— start of Records —
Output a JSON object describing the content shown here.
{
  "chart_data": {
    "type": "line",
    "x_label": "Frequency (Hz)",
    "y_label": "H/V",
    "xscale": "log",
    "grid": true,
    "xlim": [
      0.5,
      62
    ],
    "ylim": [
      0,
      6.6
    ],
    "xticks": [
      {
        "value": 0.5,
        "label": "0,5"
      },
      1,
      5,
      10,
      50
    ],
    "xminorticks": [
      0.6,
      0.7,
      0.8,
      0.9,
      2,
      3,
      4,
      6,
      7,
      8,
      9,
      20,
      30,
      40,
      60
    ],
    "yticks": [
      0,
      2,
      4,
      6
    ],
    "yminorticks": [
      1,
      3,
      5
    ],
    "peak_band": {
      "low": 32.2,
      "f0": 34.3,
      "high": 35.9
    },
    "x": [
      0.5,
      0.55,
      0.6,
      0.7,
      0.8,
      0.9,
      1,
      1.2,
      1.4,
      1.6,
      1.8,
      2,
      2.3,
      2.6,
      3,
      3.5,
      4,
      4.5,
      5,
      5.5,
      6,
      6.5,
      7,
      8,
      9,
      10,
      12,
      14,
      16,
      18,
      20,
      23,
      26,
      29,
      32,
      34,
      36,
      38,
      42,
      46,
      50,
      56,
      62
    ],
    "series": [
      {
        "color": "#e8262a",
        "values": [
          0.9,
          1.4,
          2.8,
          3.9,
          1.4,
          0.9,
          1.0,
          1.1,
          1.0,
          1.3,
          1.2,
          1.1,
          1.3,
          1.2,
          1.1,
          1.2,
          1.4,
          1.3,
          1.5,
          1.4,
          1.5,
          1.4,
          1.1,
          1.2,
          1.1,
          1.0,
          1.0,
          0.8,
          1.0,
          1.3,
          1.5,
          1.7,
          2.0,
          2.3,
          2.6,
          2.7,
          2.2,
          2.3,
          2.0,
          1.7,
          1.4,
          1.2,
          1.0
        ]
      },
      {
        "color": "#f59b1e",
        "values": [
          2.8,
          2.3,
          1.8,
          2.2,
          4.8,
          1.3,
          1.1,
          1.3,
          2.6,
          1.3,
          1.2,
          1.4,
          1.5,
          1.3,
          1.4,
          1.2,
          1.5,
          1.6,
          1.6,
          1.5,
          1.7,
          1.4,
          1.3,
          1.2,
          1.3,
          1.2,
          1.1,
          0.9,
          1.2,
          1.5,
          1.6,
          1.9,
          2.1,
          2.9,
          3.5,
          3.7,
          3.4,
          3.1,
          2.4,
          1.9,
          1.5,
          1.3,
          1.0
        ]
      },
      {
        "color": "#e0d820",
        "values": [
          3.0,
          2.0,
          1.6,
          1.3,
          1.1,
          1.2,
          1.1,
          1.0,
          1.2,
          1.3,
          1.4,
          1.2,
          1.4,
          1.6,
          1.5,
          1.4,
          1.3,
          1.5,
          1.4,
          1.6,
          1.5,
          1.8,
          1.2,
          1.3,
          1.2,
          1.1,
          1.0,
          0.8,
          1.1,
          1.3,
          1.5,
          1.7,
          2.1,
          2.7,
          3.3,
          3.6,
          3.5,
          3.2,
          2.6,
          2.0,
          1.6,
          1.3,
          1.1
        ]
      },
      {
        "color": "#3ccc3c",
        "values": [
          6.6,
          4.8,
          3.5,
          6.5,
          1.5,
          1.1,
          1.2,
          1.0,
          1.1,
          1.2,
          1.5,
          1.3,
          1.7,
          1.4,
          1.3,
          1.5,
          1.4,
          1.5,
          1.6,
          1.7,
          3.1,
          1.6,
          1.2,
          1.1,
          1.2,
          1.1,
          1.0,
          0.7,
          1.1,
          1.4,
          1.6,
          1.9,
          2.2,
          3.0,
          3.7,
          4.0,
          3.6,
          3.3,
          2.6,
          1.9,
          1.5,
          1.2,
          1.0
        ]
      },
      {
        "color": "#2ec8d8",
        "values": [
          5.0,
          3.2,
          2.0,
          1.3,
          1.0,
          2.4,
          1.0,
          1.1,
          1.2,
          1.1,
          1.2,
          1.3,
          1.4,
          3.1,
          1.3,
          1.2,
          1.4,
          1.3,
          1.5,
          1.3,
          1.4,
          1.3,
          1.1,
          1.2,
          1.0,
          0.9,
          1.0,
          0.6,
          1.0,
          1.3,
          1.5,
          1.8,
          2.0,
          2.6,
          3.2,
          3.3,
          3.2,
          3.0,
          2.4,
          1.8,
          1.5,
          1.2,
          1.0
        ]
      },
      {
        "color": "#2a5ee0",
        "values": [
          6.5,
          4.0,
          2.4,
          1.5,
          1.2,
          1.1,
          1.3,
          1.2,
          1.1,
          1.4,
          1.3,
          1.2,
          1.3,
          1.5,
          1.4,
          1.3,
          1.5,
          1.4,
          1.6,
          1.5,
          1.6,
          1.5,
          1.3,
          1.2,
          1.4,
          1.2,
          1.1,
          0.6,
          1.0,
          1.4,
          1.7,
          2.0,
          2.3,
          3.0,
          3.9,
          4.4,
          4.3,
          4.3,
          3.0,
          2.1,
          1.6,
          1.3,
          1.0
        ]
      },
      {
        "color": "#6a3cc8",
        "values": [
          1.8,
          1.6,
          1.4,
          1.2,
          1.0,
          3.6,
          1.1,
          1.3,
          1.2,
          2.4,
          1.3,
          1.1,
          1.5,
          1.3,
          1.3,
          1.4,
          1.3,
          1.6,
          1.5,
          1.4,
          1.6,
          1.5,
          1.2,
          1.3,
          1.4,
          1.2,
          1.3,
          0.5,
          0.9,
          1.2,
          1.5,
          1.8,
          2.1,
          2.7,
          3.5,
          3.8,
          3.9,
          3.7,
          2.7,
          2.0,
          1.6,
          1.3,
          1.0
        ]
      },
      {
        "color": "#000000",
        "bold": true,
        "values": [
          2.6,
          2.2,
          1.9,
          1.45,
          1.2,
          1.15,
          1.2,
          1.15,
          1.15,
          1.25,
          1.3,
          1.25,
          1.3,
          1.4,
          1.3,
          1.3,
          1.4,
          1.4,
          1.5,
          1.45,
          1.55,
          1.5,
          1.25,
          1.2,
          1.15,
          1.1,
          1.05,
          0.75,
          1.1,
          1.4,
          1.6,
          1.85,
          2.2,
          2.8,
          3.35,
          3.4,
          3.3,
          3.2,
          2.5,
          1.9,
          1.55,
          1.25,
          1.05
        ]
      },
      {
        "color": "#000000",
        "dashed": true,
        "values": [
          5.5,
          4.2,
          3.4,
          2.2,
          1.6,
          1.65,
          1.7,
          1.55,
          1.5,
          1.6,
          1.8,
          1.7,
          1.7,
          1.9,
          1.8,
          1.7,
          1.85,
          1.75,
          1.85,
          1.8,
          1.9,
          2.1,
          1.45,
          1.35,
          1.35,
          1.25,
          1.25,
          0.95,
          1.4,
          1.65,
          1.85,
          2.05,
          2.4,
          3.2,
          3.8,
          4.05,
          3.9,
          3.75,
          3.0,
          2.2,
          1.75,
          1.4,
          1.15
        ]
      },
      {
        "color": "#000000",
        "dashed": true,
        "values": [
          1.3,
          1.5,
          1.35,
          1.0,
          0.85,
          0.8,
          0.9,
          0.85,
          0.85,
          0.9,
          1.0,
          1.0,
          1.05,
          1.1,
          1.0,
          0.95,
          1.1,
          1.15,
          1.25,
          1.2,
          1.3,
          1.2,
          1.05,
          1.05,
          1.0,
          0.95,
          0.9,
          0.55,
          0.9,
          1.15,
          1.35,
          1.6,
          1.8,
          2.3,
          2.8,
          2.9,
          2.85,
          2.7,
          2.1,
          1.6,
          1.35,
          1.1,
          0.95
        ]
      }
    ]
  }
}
— end of Records —
[Task objective] Each line of the listing should be echoed back exactly.

[Exercise answer]
Output a JSON object describing the content shown here.
{
  "chart_data": {
    "type": "line",
    "x_label": "Frequency (Hz)",
    "y_label": "H/V",
    "xscale": "log",
    "grid": true,
    "xlim": [
      0.5,
      62
    ],
    "ylim": [
      0,
      6.6
    ],
    "xticks": [
      {
        "value": 0.5,
        "label": "0,5"
      },
      1,
      5,
      10,
      50
    ],
    "xminorticks": [
      0.6,
      0.7,
      0.8,
      0.9,
      2,
      3,
      4,
      6,
      7,
      8,
      9,
      20,
      30,
      40,
      60
    ],
    "yticks": [
      0,
      2,
      4,
      6
    ],
    "yminorticks": [
      1,
      3,
      5
    ],
    "peak_band": {
      "low": 32.2,
      "f0": 34.3,
      "high": 35.9
    },
    "x": [
      0.5,
      0.55,
      0.6,
      0.7,
      0.8,
      0.9,
      1,
      1.2,
      1.4,
      1.6,
      1.8,
      2,
      2.3,
      2.6,
      3,
      3.5,
      4,
      4.5,
      5,
      5.5,
      6,
      6.5,
      7,
      8,
      9,
      10,
      12,
      14,
      16,
      18,
      20,
      23,
      26,
      29,
      32,
      34,
      36,
      38,
      42,
      46,
      50,
      56,
      62
    ],
    "series": [
      {
        "color": "#e8262a",
        "values": [
          0.9,
          1.4,
          2.8,
          3.9,
          1.4,
          0.9,
          1.0,
          1.1,
          1.0,
          1.3,
          1.2,
          1.1,
          1.3,
          1.2,
          1.1,
          1.2,
          1.4,
          1.3,
          1.5,
          1.4,
          1.5,
          1.4,
          1.1,
          1.2,
          1.1,
          1.0,
          1.0,
          0.8,
          1.0,
          1.3,
          1.5,
          1.7,
          2.0,
          2.3,
          2.6,
          2.7,
          2.2,
          2.3,
          2.0,
          1.7,
          1.4,
          1.2,
          1.0
        ]
      },
      {
        "color": "#f59b1e",
        "values": [
          2.8,
          2.3,
          1.8,
          2.2,
          4.8,
          1.3,
          1.1,
          1.3,
          2.6,
          1.3,
          1.2,
          1.4,
          1.5,
          1.3,
          1.4,
          1.2,
          1.5,
          1.6,
          1.6,
          1.5,
          1.7,
          1.4,
          1.3,
          1.2,
          1.3,
          1.2,
          1.1,
          0.9,
          1.2,
          1.5,
          1.6,
          1.9,
          2.1,
          2.9,
          3.5,
          3.7,
          3.4,
          3.1,
          2.4,
          1.9,
          1.5,
          1.3,
          1.0
        ]
      },
      {
        "color": "#e0d820",
        "values": [
          3.0,
          2.0,
          1.6,
          1.3,
          1.1,
          1.2,
          1.1,
          1.0,
          1.2,
          1.3,
          1.4,
          1.2,
          1.4,
          1.6,
          1.5,
          1.4,
          1.3,
          1.5,
          1.4,
          1.6,
          1.5,
          1.8,
          1.2,
          1.3,
          1.2,
          1.1,
          1.0,
          0.8,
          1.1,
          1.3,
          1.5,
          1.7,
          2.1,
          2.7,
          3.3,
          3.6,
          3.5,
          3.2,
          2.6,
          2.0,
          1.6,
          1.3,
          1.1
        ]
      },
      {
        "color": "#3ccc3c",
        "values": [
          6.6,
          4.8,
          3.5,
          6.5,
          1.5,
          1.1,
          1.2,
          1.0,
          1.1,
          1.2,
          1.5,
          1.3,
          1.7,
          1.4,
          1.3,
          1.5,
          1.4,
          1.5,
          1.6,
          1.7,
          3.1,
          1.6,
          1.2,
          1.1,
          1.2,
          1.1,
          1.0,
          0.7,
          1.1,
          1.4,
          1.6,
          1.9,
          2.2,
          3.0,
          3.7,
          4.0,
          3.6,
          3.3,
          2.6,
          1.9,
          1.5,
          1.2,
          1.0
        ]
      },
      {
        "color": "#2ec8d8",
        "values": [
          5.0,
          3.2,
          2.0,
          1.3,
          1.0,
          2.4,
          1.0,
          1.1,
          1.2,
          1.1,
          1.2,
          1.3,
          1.4,
          3.1,
          1.3,
          1.2,
          1.4,
          1.3,
          1.5,
          1.3,
          1.4,
          1.3,
          1.1,
          1.2,
          1.0,
          0.9,
          1.0,
          0.6,
          1.0,
          1.3,
          1.5,
          1.8,
          2.0,
          2.6,
          3.2,
          3.3,
          3.2,
          3.0,
          2.4,
          1.8,
          1.5,
          1.2,
          1.0
        ]
      },
      {
        "color": "#2a5ee0",
        "values": [
          6.5,
          4.0,
          2.4,
          1.5,
          1.2,
          1.1,
          1.3,
          1.2,
          1.1,
          1.4,
          1.3,
          1.2,
          1.3,
          1.5,
          1.4,
          1.3,
          1.5,
          1.4,
          1.6,
          1.5,
          1.6,
          1.5,
          1.3,
          1.2,
          1.4,
          1.2,
          1.1,
          0.6,
          1.0,
          1.4,
          1.7,
          2.0,
          2.3,
          3.0,
          3.9,
          4.4,
          4.3,
          4.3,
          3.0,
          2.1,
          1.6,
          1.3,
          1.0
        ]
      },
      {
        "color": "#6a3cc8",
        "values": [
          1.8,
          1.6,
          1.4,
          1.2,
          1.0,
          3.6,
          1.1,
          1.3,
          1.2,
          2.4,
          1.3,
          1.1,
          1.5,
          1.3,
          1.3,
          1.4,
          1.3,
          1.6,
          1.5,
          1.4,
          1.6,
          1.5,
          1.2,
          1.3,
          1.4,
          1.2,
          1.3,
          0.5,
          0.9,
          1.2,
          1.5,
          1.8,
          2.1,
          2.7,
          3.5,
          3.8,
          3.9,
          3.7,
          2.7,
          2.0,
          1.6,
          1.3,
          1.0
        ]
      },
      {
        "color": "#000000",
        "bold": true,
        "values": [
          2.6,
          2.2,
          1.9,
          1.45,
          1.2,
          1.15,
          1.2,
          1.15,
          1.15,
          1.25,
          1.3,
          1.25,
          1.3,
          1.4,
          1.3,
          1.3,
          1.4,
          1.4,
          1.5,
          1.45,
          1.55,
          1.5,
          1.25,
          1.2,
          1.15,
          1.1,
          1.05,
          0.75,
          1.1,
          1.4,
          1.6,
          1.85,
          2.2,
          2.8,
          3.35,
          3.4,
          3.3,
          3.2,
          2.5,
          1.9,
          1.55,
          1.25,
          1.05
        ]
      },
      {
        "color": "#000000",
        "dashed": true,
        "values": [
          5.5,
          4.2,
          3.4,
          2.2,
          1.6,
          1.65,
          1.7,
          1.55,
          1.5,
          1.6,
          1.8,
          1.7,
          1.7,
          1.9,
          1.8,
          1.7,
          1.85,
          1.75,
          1.85,
          1.8,
          1.9,
          2.1,
          1.45,
          1.35,
          1.35,
          1.25,
          1.25,
          0.95,
          1.4,
          1.65,
          1.85,
          2.05,
          2.4,
          3.2,
          3.8,
          4.05,
          3.9,
          3.75,
          3.0,
          2.2,
          1.75,
          1.4,
          1.15
        ]
      },
      {
        "color": "#000000",
        "dashed": true,
        "values": [
          1.3,
          1.5,
          1.35,
          1.0,
          0.85,
          0.8,
          0.9,
          0.85,
          0.85,
          0.9,
          1.0,
          1.0,
          1.05,
          1.1,
          1.0,
          0.95,
          1.1,
          1.15,
          1.25,
          1.2,
          1.3,
          1.2,
          1.05,
          1.05,
          1.0,
          0.95,
          0.9,
          0.55,
          0.9,
          1.15,
          1.35,
          1.6,
          1.8,
          2.3,
          2.8,
          2.9,
          2.85,
          2.7,
          2.1,
          1.6,
          1.35,
          1.1,
          0.95
        ]
      }
    ]
  }
}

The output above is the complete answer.